## Goal of the exercise
Can you copy out the data exactly? Leave the images out.

++++ Data lines ++++

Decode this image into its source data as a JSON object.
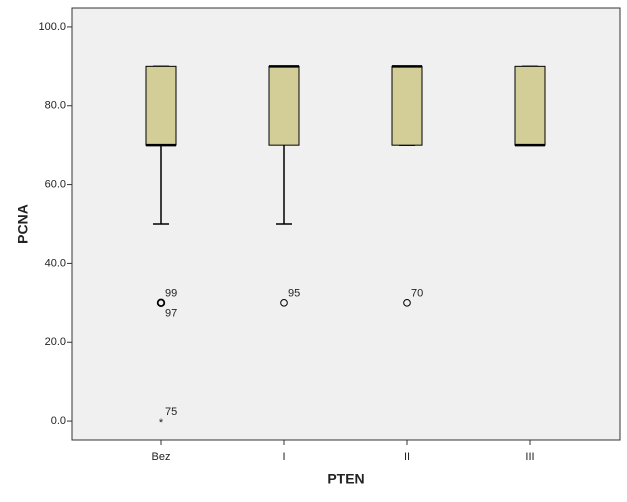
{
  "chart_data": {
    "type": "boxplot",
    "x_label": "PTEN",
    "y_label": "PCNA",
    "categories": [
      "Bez",
      "I",
      "II",
      "III"
    ],
    "whisker_low": [
      50,
      50,
      70,
      70
    ],
    "q1": [
      70,
      70,
      70,
      70
    ],
    "median": [
      70,
      90,
      90,
      70
    ],
    "q3": [
      90,
      90,
      90,
      90
    ],
    "whisker_high": [
      90,
      90,
      90,
      90
    ],
    "box_color": "#d3ce98",
    "outliers": [
      {
        "category": "Bez",
        "value": 30,
        "label": "99",
        "marker": "circle"
      },
      {
        "category": "Bez",
        "value": 30,
        "label": "97",
        "marker": "circle"
      },
      {
        "category": "Bez",
        "value": 0,
        "label": "75",
        "marker": "star"
      },
      {
        "category": "I",
        "value": 30,
        "label": "95",
        "marker": "circle"
      },
      {
        "category": "II",
        "value": 30,
        "label": "70",
        "marker": "circle"
      }
    ],
    "ylim": [
      -4.8,
      104.8
    ],
    "yticks": [
      {
        "value": 0,
        "label": "0.0"
      },
      {
        "value": 20,
        "label": "20.0"
      },
      {
        "value": 40,
        "label": "40.0"
      },
      {
        "value": 60,
        "label": "60.0"
      },
      {
        "value": 80,
        "label": "80.0"
      },
      {
        "value": 100,
        "label": "100.0"
      }
    ]
  }
}
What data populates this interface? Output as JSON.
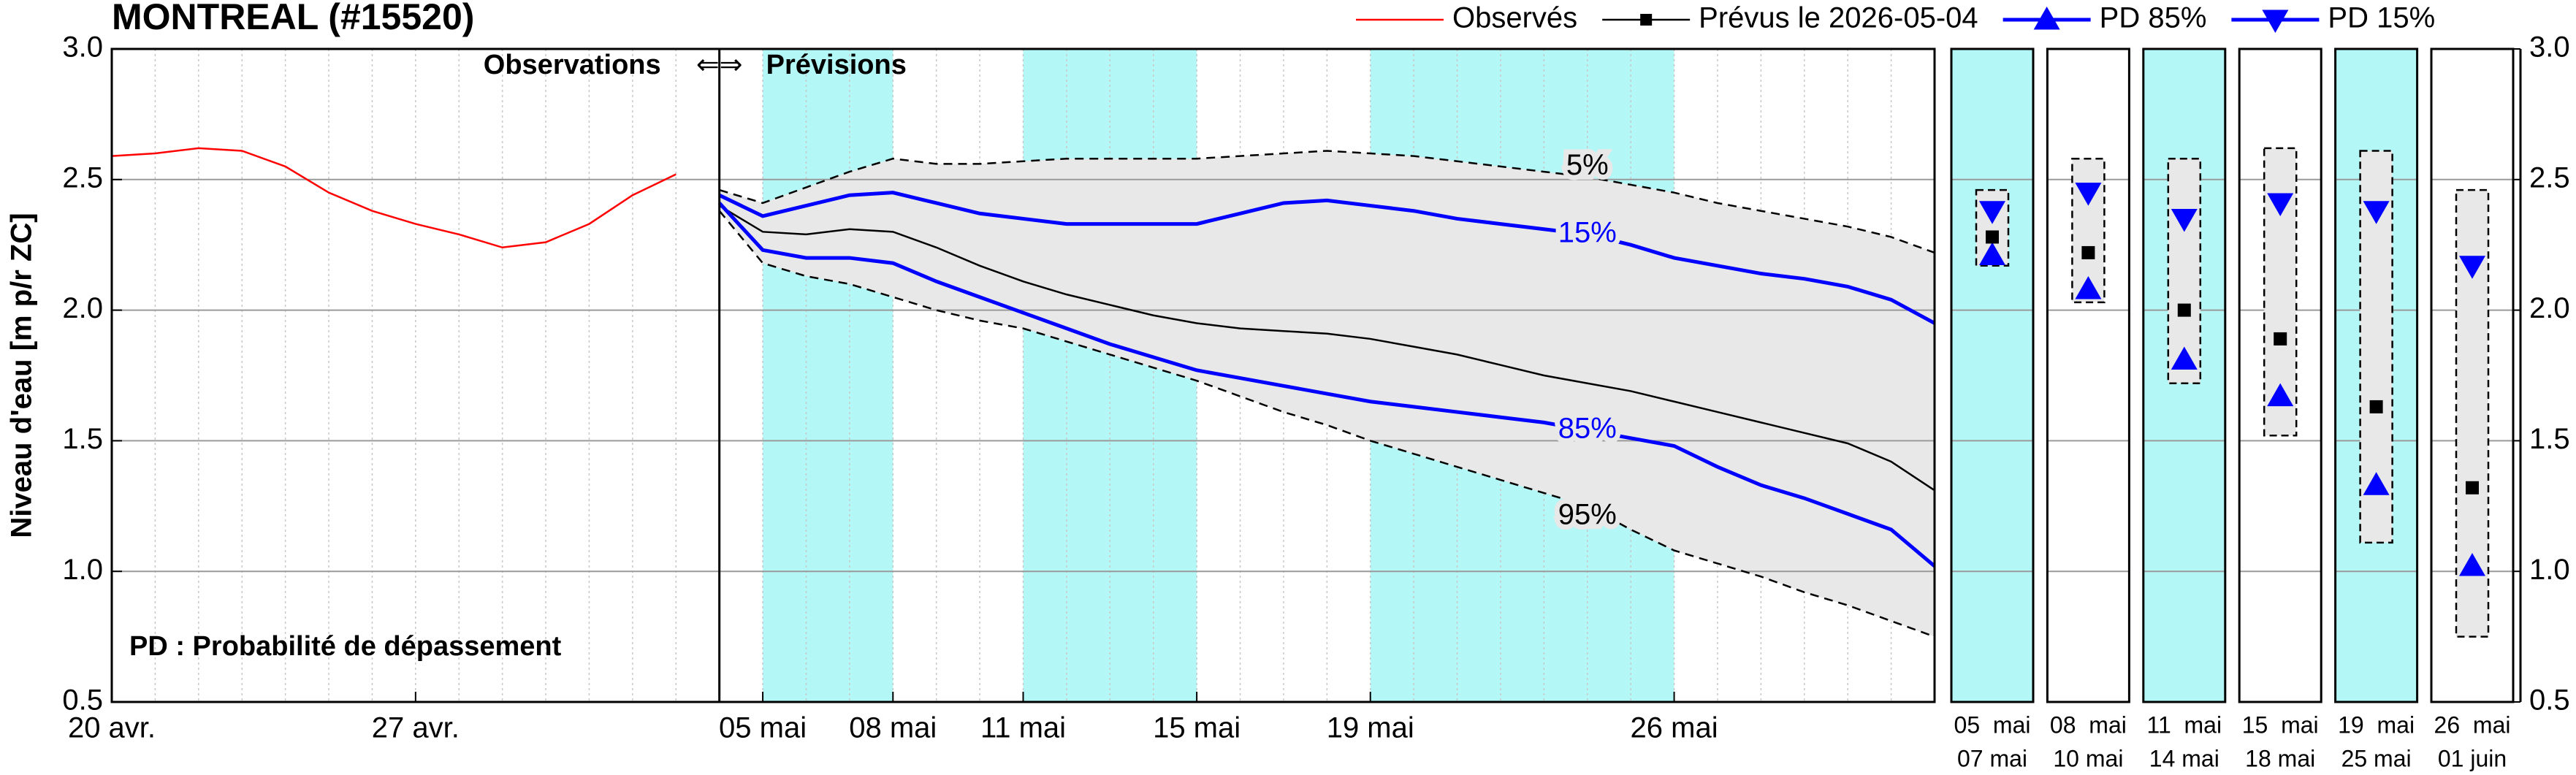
{
  "chart_data": {
    "type": "line",
    "title": "MONTREAL (#15520)",
    "y_label": "Niveau d'eau [m p/r ZC]",
    "observations_label": "Observations",
    "arrows": "⇐⇒",
    "forecast_label": "Prévisions",
    "note": "PD : Probabilité de dépassement",
    "categories": [
      "20 avr.",
      null,
      null,
      null,
      null,
      null,
      null,
      "27 avr.",
      null,
      null,
      null,
      null,
      null,
      null,
      null,
      "05 mai",
      null,
      null,
      "08 mai",
      null,
      null,
      "11 mai",
      null,
      null,
      null,
      "15 mai",
      null,
      null,
      null,
      "19 mai",
      null,
      null,
      null,
      null,
      null,
      null,
      "26 mai",
      null,
      null,
      null,
      null,
      null,
      null
    ],
    "ylim": [
      0.5,
      3.0
    ],
    "yticks": [
      0.5,
      {
        "value": 1,
        "label": "1.0"
      },
      1.5,
      {
        "value": 2,
        "label": "2.0"
      },
      2.5,
      {
        "value": 3,
        "label": "3.0"
      }
    ],
    "grid": true,
    "highlight_color": "#b3f7f7",
    "series": [
      {
        "name": "Observés",
        "color": "#ff0000",
        "width": 2.5,
        "values": [
          2.59,
          2.6,
          2.62,
          2.61,
          2.55,
          2.45,
          2.38,
          2.33,
          2.29,
          2.24,
          2.26,
          2.33,
          2.44,
          2.52,
          null,
          null,
          null,
          null,
          null,
          null,
          null,
          null,
          null,
          null,
          null,
          null,
          null,
          null,
          null,
          null,
          null,
          null,
          null,
          null,
          null,
          null,
          null,
          null,
          null,
          null,
          null,
          null,
          null
        ]
      },
      {
        "name": "Prévus le 2026-05-04",
        "color": "#000000",
        "width": 2.5,
        "marker": "square",
        "values": [
          null,
          null,
          null,
          null,
          null,
          null,
          null,
          null,
          null,
          null,
          null,
          null,
          null,
          null,
          2.4,
          2.3,
          2.29,
          2.31,
          2.3,
          2.24,
          2.17,
          2.11,
          2.06,
          2.02,
          1.98,
          1.95,
          1.93,
          1.92,
          1.91,
          1.89,
          1.86,
          1.83,
          1.79,
          1.75,
          1.72,
          1.69,
          1.65,
          1.61,
          1.57,
          1.53,
          1.49,
          1.42,
          1.31
        ]
      },
      {
        "name": "PD 85%",
        "color": "#0000ff",
        "width": 5,
        "marker": "triangle-up",
        "line_label": "85%",
        "values": [
          null,
          null,
          null,
          null,
          null,
          null,
          null,
          null,
          null,
          null,
          null,
          null,
          null,
          null,
          2.41,
          2.23,
          2.2,
          2.2,
          2.18,
          2.11,
          2.05,
          1.99,
          1.93,
          1.87,
          1.82,
          1.77,
          1.74,
          1.71,
          1.68,
          1.65,
          1.63,
          1.61,
          1.59,
          1.57,
          1.54,
          1.51,
          1.48,
          1.4,
          1.33,
          1.28,
          1.22,
          1.16,
          1.02
        ]
      },
      {
        "name": "PD 15%",
        "color": "#0000ff",
        "width": 5,
        "marker": "triangle-down",
        "line_label": "15%",
        "values": [
          null,
          null,
          null,
          null,
          null,
          null,
          null,
          null,
          null,
          null,
          null,
          null,
          null,
          null,
          2.44,
          2.36,
          2.4,
          2.44,
          2.45,
          2.41,
          2.37,
          2.35,
          2.33,
          2.33,
          2.33,
          2.33,
          2.37,
          2.41,
          2.42,
          2.4,
          2.38,
          2.35,
          2.33,
          2.31,
          2.29,
          2.25,
          2.2,
          2.17,
          2.14,
          2.12,
          2.09,
          2.04,
          1.95
        ]
      }
    ],
    "envelope": {
      "color": "#e8e8e8",
      "upper": {
        "line_label": "5%",
        "values": [
          null,
          null,
          null,
          null,
          null,
          null,
          null,
          null,
          null,
          null,
          null,
          null,
          null,
          null,
          2.46,
          2.41,
          2.47,
          2.53,
          2.58,
          2.56,
          2.56,
          2.57,
          2.58,
          2.58,
          2.58,
          2.58,
          2.59,
          2.6,
          2.61,
          2.6,
          2.59,
          2.57,
          2.55,
          2.53,
          2.51,
          2.48,
          2.45,
          2.41,
          2.38,
          2.35,
          2.32,
          2.28,
          2.22
        ]
      },
      "lower": {
        "line_label": "95%",
        "values": [
          null,
          null,
          null,
          null,
          null,
          null,
          null,
          null,
          null,
          null,
          null,
          null,
          null,
          null,
          2.38,
          2.18,
          2.13,
          2.1,
          2.05,
          2.0,
          1.96,
          1.93,
          1.88,
          1.83,
          1.78,
          1.73,
          1.67,
          1.61,
          1.56,
          1.5,
          1.45,
          1.4,
          1.35,
          1.3,
          1.25,
          1.16,
          1.08,
          1.03,
          0.98,
          0.92,
          0.87,
          0.81,
          0.75
        ]
      }
    },
    "panels": [
      {
        "labels": [
          "05  mai",
          "07 mai"
        ],
        "highlight": true,
        "upper": 2.46,
        "lower": 2.17,
        "forecast": 2.28,
        "pd85": 2.21,
        "pd15": 2.38
      },
      {
        "labels": [
          "08  mai",
          "10 mai"
        ],
        "highlight": false,
        "upper": 2.58,
        "lower": 2.03,
        "forecast": 2.22,
        "pd85": 2.08,
        "pd15": 2.45
      },
      {
        "labels": [
          "11  mai",
          "14 mai"
        ],
        "highlight": true,
        "upper": 2.58,
        "lower": 1.72,
        "forecast": 2.0,
        "pd85": 1.81,
        "pd15": 2.35
      },
      {
        "labels": [
          "15  mai",
          "18 mai"
        ],
        "highlight": false,
        "upper": 2.62,
        "lower": 1.52,
        "forecast": 1.89,
        "pd85": 1.67,
        "pd15": 2.41
      },
      {
        "labels": [
          "19  mai",
          "25 mai"
        ],
        "highlight": true,
        "upper": 2.61,
        "lower": 1.11,
        "forecast": 1.63,
        "pd85": 1.33,
        "pd15": 2.38
      },
      {
        "labels": [
          "26  mai",
          "01 juin"
        ],
        "highlight": false,
        "upper": 2.46,
        "lower": 0.75,
        "forecast": 1.32,
        "pd85": 1.02,
        "pd15": 2.17
      }
    ]
  }
}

++++

## Task output
Decode this image into its source data as a JSON object.
{
  "chart_data": {
    "type": "boxplot",
    "x_label": "PTEN",
    "y_label": "PCNA",
    "categories": [
      "Bez",
      "I",
      "II",
      "III"
    ],
    "whisker_low": [
      50,
      50,
      70,
      70
    ],
    "q1": [
      70,
      70,
      70,
      70
    ],
    "median": [
      70,
      90,
      90,
      70
    ],
    "q3": [
      90,
      90,
      90,
      90
    ],
    "whisker_high": [
      90,
      90,
      90,
      90
    ],
    "box_color": "#d3ce98",
    "outliers": [
      {
        "category": "Bez",
        "value": 30,
        "label": "99",
        "marker": "circle"
      },
      {
        "category": "Bez",
        "value": 30,
        "label": "97",
        "marker": "circle"
      },
      {
        "category": "Bez",
        "value": 0,
        "label": "75",
        "marker": "star"
      },
      {
        "category": "I",
        "value": 30,
        "label": "95",
        "marker": "circle"
      },
      {
        "category": "II",
        "value": 30,
        "label": "70",
        "marker": "circle"
      }
    ],
    "ylim": [
      -4.8,
      104.8
    ],
    "yticks": [
      {
        "value": 0,
        "label": "0.0"
      },
      {
        "value": 20,
        "label": "20.0"
      },
      {
        "value": 40,
        "label": "40.0"
      },
      {
        "value": 60,
        "label": "60.0"
      },
      {
        "value": 80,
        "label": "80.0"
      },
      {
        "value": 100,
        "label": "100.0"
      }
    ]
  }
}
What data populates this interface? Output as JSON.
{
  "chart_data": {
    "type": "line",
    "title": "MONTREAL (#15520)",
    "y_label": "Niveau d'eau [m p/r ZC]",
    "observations_label": "Observations",
    "arrows": "⇐⇒",
    "forecast_label": "Prévisions",
    "note": "PD : Probabilité de dépassement",
    "categories": [
      "20 avr.",
      null,
      null,
      null,
      null,
      null,
      null,
      "27 avr.",
      null,
      null,
      null,
      null,
      null,
      null,
      null,
      "05 mai",
      null,
      null,
      "08 mai",
      null,
      null,
      "11 mai",
      null,
      null,
      null,
      "15 mai",
      null,
      null,
      null,
      "19 mai",
      null,
      null,
      null,
      null,
      null,
      null,
      "26 mai",
      null,
      null,
      null,
      null,
      null,
      null
    ],
    "ylim": [
      0.5,
      3.0
    ],
    "yticks": [
      0.5,
      {
        "value": 1,
        "label": "1.0"
      },
      1.5,
      {
        "value": 2,
        "label": "2.0"
      },
      2.5,
      {
        "value": 3,
        "label": "3.0"
      }
    ],
    "grid": true,
    "highlight_color": "#b3f7f7",
    "series": [
      {
        "name": "Observés",
        "color": "#ff0000",
        "width": 2.5,
        "values": [
          2.59,
          2.6,
          2.62,
          2.61,
          2.55,
          2.45,
          2.38,
          2.33,
          2.29,
          2.24,
          2.26,
          2.33,
          2.44,
          2.52,
          null,
          null,
          null,
          null,
          null,
          null,
          null,
          null,
          null,
          null,
          null,
          null,
          null,
          null,
          null,
          null,
          null,
          null,
          null,
          null,
          null,
          null,
          null,
          null,
          null,
          null,
          null,
          null,
          null
        ]
      },
      {
        "name": "Prévus le 2026-05-04",
        "color": "#000000",
        "width": 2.5,
        "marker": "square",
        "values": [
          null,
          null,
          null,
          null,
          null,
          null,
          null,
          null,
          null,
          null,
          null,
          null,
          null,
          null,
          2.4,
          2.3,
          2.29,
          2.31,
          2.3,
          2.24,
          2.17,
          2.11,
          2.06,
          2.02,
          1.98,
          1.95,
          1.93,
          1.92,
          1.91,
          1.89,
          1.86,
          1.83,
          1.79,
          1.75,
          1.72,
          1.69,
          1.65,
          1.61,
          1.57,
          1.53,
          1.49,
          1.42,
          1.31
        ]
      },
      {
        "name": "PD 85%",
        "color": "#0000ff",
        "width": 5,
        "marker": "triangle-up",
        "line_label": "85%",
        "values": [
          null,
          null,
          null,
          null,
          null,
          null,
          null,
          null,
          null,
          null,
          null,
          null,
          null,
          null,
          2.41,
          2.23,
          2.2,
          2.2,
          2.18,
          2.11,
          2.05,
          1.99,
          1.93,
          1.87,
          1.82,
          1.77,
          1.74,
          1.71,
          1.68,
          1.65,
          1.63,
          1.61,
          1.59,
          1.57,
          1.54,
          1.51,
          1.48,
          1.4,
          1.33,
          1.28,
          1.22,
          1.16,
          1.02
        ]
      },
      {
        "name": "PD 15%",
        "color": "#0000ff",
        "width": 5,
        "marker": "triangle-down",
        "line_label": "15%",
        "values": [
          null,
          null,
          null,
          null,
          null,
          null,
          null,
          null,
          null,
          null,
          null,
          null,
          null,
          null,
          2.44,
          2.36,
          2.4,
          2.44,
          2.45,
          2.41,
          2.37,
          2.35,
          2.33,
          2.33,
          2.33,
          2.33,
          2.37,
          2.41,
          2.42,
          2.4,
          2.38,
          2.35,
          2.33,
          2.31,
          2.29,
          2.25,
          2.2,
          2.17,
          2.14,
          2.12,
          2.09,
          2.04,
          1.95
        ]
      }
    ],
    "envelope": {
      "color": "#e8e8e8",
      "upper": {
        "line_label": "5%",
        "values": [
          null,
          null,
          null,
          null,
          null,
          null,
          null,
          null,
          null,
          null,
          null,
          null,
          null,
          null,
          2.46,
          2.41,
          2.47,
          2.53,
          2.58,
          2.56,
          2.56,
          2.57,
          2.58,
          2.58,
          2.58,
          2.58,
          2.59,
          2.6,
          2.61,
          2.6,
          2.59,
          2.57,
          2.55,
          2.53,
          2.51,
          2.48,
          2.45,
          2.41,
          2.38,
          2.35,
          2.32,
          2.28,
          2.22
        ]
      },
      "lower": {
        "line_label": "95%",
        "values": [
          null,
          null,
          null,
          null,
          null,
          null,
          null,
          null,
          null,
          null,
          null,
          null,
          null,
          null,
          2.38,
          2.18,
          2.13,
          2.1,
          2.05,
          2.0,
          1.96,
          1.93,
          1.88,
          1.83,
          1.78,
          1.73,
          1.67,
          1.61,
          1.56,
          1.5,
          1.45,
          1.4,
          1.35,
          1.3,
          1.25,
          1.16,
          1.08,
          1.03,
          0.98,
          0.92,
          0.87,
          0.81,
          0.75
        ]
      }
    },
    "panels": [
      {
        "labels": [
          "05  mai",
          "07 mai"
        ],
        "highlight": true,
        "upper": 2.46,
        "lower": 2.17,
        "forecast": 2.28,
        "pd85": 2.21,
        "pd15": 2.38
      },
      {
        "labels": [
          "08  mai",
          "10 mai"
        ],
        "highlight": false,
        "upper": 2.58,
        "lower": 2.03,
        "forecast": 2.22,
        "pd85": 2.08,
        "pd15": 2.45
      },
      {
        "labels": [
          "11  mai",
          "14 mai"
        ],
        "highlight": true,
        "upper": 2.58,
        "lower": 1.72,
        "forecast": 2.0,
        "pd85": 1.81,
        "pd15": 2.35
      },
      {
        "labels": [
          "15  mai",
          "18 mai"
        ],
        "highlight": false,
        "upper": 2.62,
        "lower": 1.52,
        "forecast": 1.89,
        "pd85": 1.67,
        "pd15": 2.41
      },
      {
        "labels": [
          "19  mai",
          "25 mai"
        ],
        "highlight": true,
        "upper": 2.61,
        "lower": 1.11,
        "forecast": 1.63,
        "pd85": 1.33,
        "pd15": 2.38
      },
      {
        "labels": [
          "26  mai",
          "01 juin"
        ],
        "highlight": false,
        "upper": 2.46,
        "lower": 0.75,
        "forecast": 1.32,
        "pd85": 1.02,
        "pd15": 2.17
      }
    ]
  }
}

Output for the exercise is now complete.